*Your goal:* Consider the records below. How many of their lines include the word "JSON"? State the number and nothing else.
* BEGIN *
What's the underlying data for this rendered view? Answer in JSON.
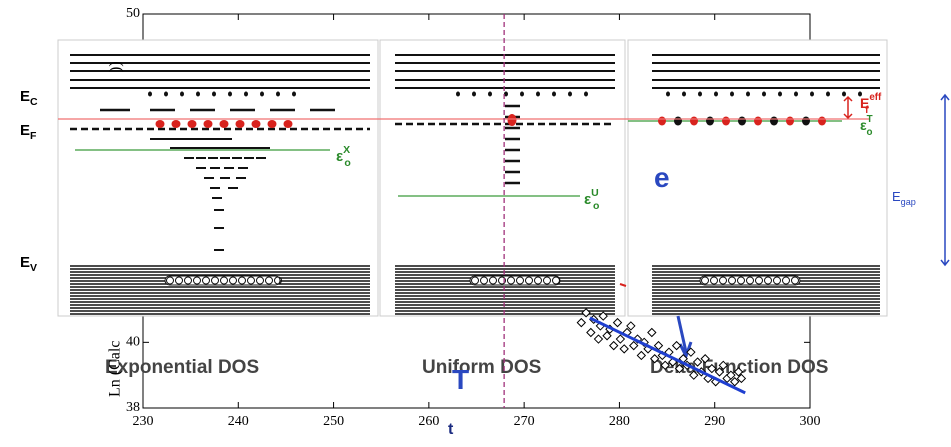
{
  "chart_data": {
    "type": "scatter",
    "ylabel": "Ln (Calc",
    "xlim": [
      230,
      300
    ],
    "ylim": [
      38,
      50
    ],
    "xticks": [
      230,
      240,
      250,
      260,
      270,
      280,
      290,
      300
    ],
    "yticks": [
      38,
      40,
      50
    ],
    "color": "#000000",
    "x": [
      276.0,
      276.5,
      277.0,
      277.3,
      277.8,
      278.0,
      278.3,
      278.7,
      279.0,
      279.4,
      279.8,
      280.1,
      280.5,
      280.8,
      281.2,
      281.5,
      281.9,
      282.3,
      282.6,
      283.0,
      283.4,
      283.7,
      284.1,
      284.5,
      284.8,
      285.2,
      285.6,
      286.0,
      286.3,
      286.7,
      287.1,
      287.5,
      287.8,
      288.2,
      288.6,
      289.0,
      289.3,
      289.7,
      290.1,
      290.5,
      290.9,
      291.3,
      291.7,
      292.1,
      292.5,
      292.8
    ],
    "y": [
      40.6,
      40.9,
      40.3,
      40.7,
      40.1,
      40.5,
      40.8,
      40.2,
      40.4,
      39.9,
      40.6,
      40.1,
      39.8,
      40.3,
      40.5,
      39.9,
      40.1,
      39.6,
      40.0,
      39.8,
      40.3,
      39.5,
      39.9,
      39.6,
      39.3,
      39.7,
      39.4,
      39.9,
      39.2,
      39.5,
      39.3,
      39.7,
      39.0,
      39.4,
      39.1,
      39.5,
      38.9,
      39.2,
      38.8,
      39.1,
      39.3,
      38.9,
      39.0,
      38.8,
      39.1,
      38.9
    ],
    "fit": {
      "x": [
        276.9,
        293.2
      ],
      "y": [
        40.74,
        38.46
      ],
      "color": "#1f3fd0"
    },
    "vline": 267.9,
    "vline_color": "#a0307a",
    "annotations": [
      {
        "text": "E",
        "sub": "C"
      },
      {
        "text": "E",
        "sub": "F"
      },
      {
        "text": "E",
        "sub": "V"
      },
      {
        "text": "ε",
        "sub": "o",
        "sup": "X"
      },
      {
        "text": "ε",
        "sub": "o",
        "sup": "U"
      },
      {
        "text": "E",
        "sub": "f",
        "sup": "eff"
      },
      {
        "text": "ε",
        "sub": "o",
        "sup": "T"
      },
      {
        "text": "E",
        "sub": "gap"
      },
      {
        "text": "Exponential DOS"
      },
      {
        "text": "Uniform DOS"
      },
      {
        "text": "Delta Function DOS"
      },
      {
        "text": "e"
      },
      {
        "text": "T"
      },
      {
        "text": "t"
      },
      {
        "text": "))"
      }
    ]
  }
}
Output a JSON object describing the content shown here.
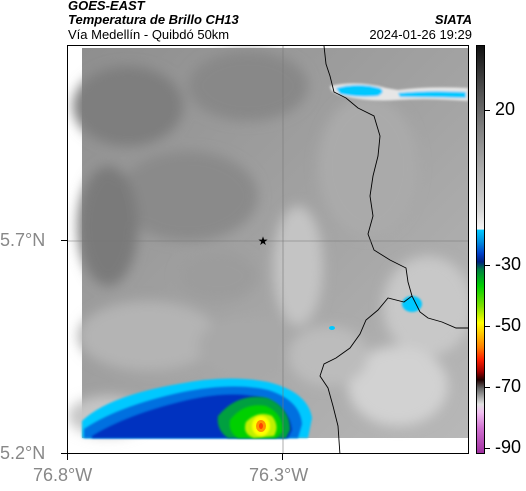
* END *
*Task answer:* 2